Exercise material =
--------------------------------

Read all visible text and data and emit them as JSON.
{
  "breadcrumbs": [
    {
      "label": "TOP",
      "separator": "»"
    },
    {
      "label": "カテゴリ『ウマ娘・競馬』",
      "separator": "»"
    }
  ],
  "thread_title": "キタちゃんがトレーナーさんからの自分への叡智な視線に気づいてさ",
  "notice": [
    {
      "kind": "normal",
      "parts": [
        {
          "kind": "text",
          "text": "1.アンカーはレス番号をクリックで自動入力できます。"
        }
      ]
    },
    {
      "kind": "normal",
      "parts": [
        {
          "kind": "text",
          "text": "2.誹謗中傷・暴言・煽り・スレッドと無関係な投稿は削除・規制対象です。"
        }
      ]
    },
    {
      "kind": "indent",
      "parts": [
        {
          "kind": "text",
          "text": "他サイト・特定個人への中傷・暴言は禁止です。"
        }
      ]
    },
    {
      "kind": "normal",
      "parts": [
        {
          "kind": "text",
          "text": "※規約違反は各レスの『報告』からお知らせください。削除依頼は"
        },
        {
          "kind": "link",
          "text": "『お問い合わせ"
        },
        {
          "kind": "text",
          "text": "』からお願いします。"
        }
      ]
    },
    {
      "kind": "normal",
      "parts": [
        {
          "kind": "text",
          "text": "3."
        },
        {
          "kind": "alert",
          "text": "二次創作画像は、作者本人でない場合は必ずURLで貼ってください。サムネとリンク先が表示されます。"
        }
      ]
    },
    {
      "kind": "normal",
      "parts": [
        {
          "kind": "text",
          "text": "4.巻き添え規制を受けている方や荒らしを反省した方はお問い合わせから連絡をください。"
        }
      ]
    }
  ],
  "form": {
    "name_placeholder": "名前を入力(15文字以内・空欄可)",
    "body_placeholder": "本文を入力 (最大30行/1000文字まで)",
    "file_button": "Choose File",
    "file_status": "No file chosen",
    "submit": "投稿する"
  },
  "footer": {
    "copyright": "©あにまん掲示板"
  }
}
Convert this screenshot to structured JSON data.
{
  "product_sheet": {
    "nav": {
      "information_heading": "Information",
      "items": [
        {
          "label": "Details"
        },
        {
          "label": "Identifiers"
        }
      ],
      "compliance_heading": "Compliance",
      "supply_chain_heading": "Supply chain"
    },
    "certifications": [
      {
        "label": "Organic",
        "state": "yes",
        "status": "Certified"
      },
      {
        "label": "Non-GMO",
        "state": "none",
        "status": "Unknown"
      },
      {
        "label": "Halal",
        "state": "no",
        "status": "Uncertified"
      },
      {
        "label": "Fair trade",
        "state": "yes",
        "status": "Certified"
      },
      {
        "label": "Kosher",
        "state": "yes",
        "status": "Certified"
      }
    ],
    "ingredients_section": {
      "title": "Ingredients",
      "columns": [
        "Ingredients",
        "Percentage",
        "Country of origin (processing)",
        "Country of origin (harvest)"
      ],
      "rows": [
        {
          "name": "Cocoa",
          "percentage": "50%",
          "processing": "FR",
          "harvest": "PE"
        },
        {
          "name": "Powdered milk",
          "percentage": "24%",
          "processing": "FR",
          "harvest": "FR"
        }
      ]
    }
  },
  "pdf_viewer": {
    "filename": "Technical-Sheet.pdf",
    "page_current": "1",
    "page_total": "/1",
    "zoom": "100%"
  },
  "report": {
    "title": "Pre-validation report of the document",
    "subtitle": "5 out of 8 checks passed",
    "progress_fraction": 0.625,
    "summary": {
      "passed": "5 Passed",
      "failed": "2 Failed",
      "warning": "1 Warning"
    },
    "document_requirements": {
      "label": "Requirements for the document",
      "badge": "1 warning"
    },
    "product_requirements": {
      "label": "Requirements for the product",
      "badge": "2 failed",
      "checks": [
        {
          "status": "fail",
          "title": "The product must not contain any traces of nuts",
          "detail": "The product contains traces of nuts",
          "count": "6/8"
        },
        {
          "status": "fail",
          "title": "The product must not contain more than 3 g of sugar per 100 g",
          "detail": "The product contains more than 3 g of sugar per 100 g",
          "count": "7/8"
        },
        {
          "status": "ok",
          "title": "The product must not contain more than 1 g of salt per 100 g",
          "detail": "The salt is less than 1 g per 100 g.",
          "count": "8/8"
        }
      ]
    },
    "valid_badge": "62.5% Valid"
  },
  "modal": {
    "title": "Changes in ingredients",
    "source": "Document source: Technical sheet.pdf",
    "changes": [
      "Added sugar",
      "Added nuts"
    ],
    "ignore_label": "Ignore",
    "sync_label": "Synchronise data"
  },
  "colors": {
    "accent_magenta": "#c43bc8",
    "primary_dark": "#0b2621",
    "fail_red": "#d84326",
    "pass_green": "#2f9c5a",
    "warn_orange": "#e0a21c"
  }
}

--------------------------------

Stated goal = Copy every line of the listing containing the string "passed".

Problem solution =
    "subtitle": "5 out of 8 checks passed",
      "passed": "5 Passed",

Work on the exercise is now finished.